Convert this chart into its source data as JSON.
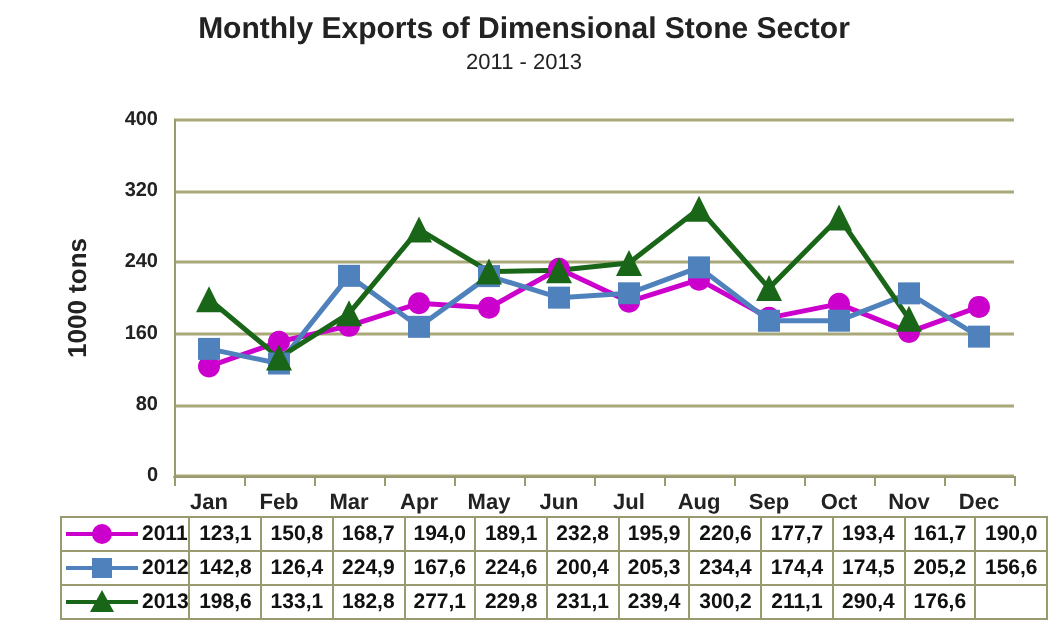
{
  "chart_data": {
    "type": "line",
    "title": "Monthly Exports of Dimensional Stone Sector",
    "subtitle": "2011 - 2013",
    "ylabel": "1000 tons",
    "categories": [
      "Jan",
      "Feb",
      "Mar",
      "Apr",
      "May",
      "Jun",
      "Jul",
      "Aug",
      "Sep",
      "Oct",
      "Nov",
      "Dec"
    ],
    "ylim": [
      0,
      400
    ],
    "yticks": [
      0,
      80,
      160,
      240,
      320,
      400
    ],
    "grid": "y",
    "legend": "bottom",
    "line_style": "solid",
    "series": [
      {
        "name": "2011",
        "color": "#cc00cc",
        "marker": "circle",
        "values": [
          123.1,
          150.8,
          168.7,
          194.0,
          189.1,
          232.8,
          195.9,
          220.6,
          177.7,
          193.4,
          161.7,
          190.0
        ],
        "value_labels": [
          "123,1",
          "150,8",
          "168,7",
          "194,0",
          "189,1",
          "232,8",
          "195,9",
          "220,6",
          "177,7",
          "193,4",
          "161,7",
          "190,0"
        ]
      },
      {
        "name": "2012",
        "color": "#4f81bd",
        "marker": "square",
        "values": [
          142.8,
          126.4,
          224.9,
          167.6,
          224.6,
          200.4,
          205.3,
          234.4,
          174.4,
          174.5,
          205.2,
          156.6
        ],
        "value_labels": [
          "142,8",
          "126,4",
          "224,9",
          "167,6",
          "224,6",
          "200,4",
          "205,3",
          "234,4",
          "174,4",
          "174,5",
          "205,2",
          "156,6"
        ]
      },
      {
        "name": "2013",
        "color": "#1a6618",
        "marker": "triangle",
        "values": [
          198.6,
          133.1,
          182.8,
          277.1,
          229.8,
          231.1,
          239.4,
          300.2,
          211.1,
          290.4,
          176.6,
          null
        ],
        "value_labels": [
          "198,6",
          "133,1",
          "182,8",
          "277,1",
          "229,8",
          "231,1",
          "239,4",
          "300,2",
          "211,1",
          "290,4",
          "176,6",
          null
        ]
      }
    ]
  }
}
——
**STATED TASK:** Scan the lines for the string "marker". Copy out each line that matches.

**ANSWER TO THE TASK:**
        "marker": "circle",
        "marker": "square",
        "marker": "triangle",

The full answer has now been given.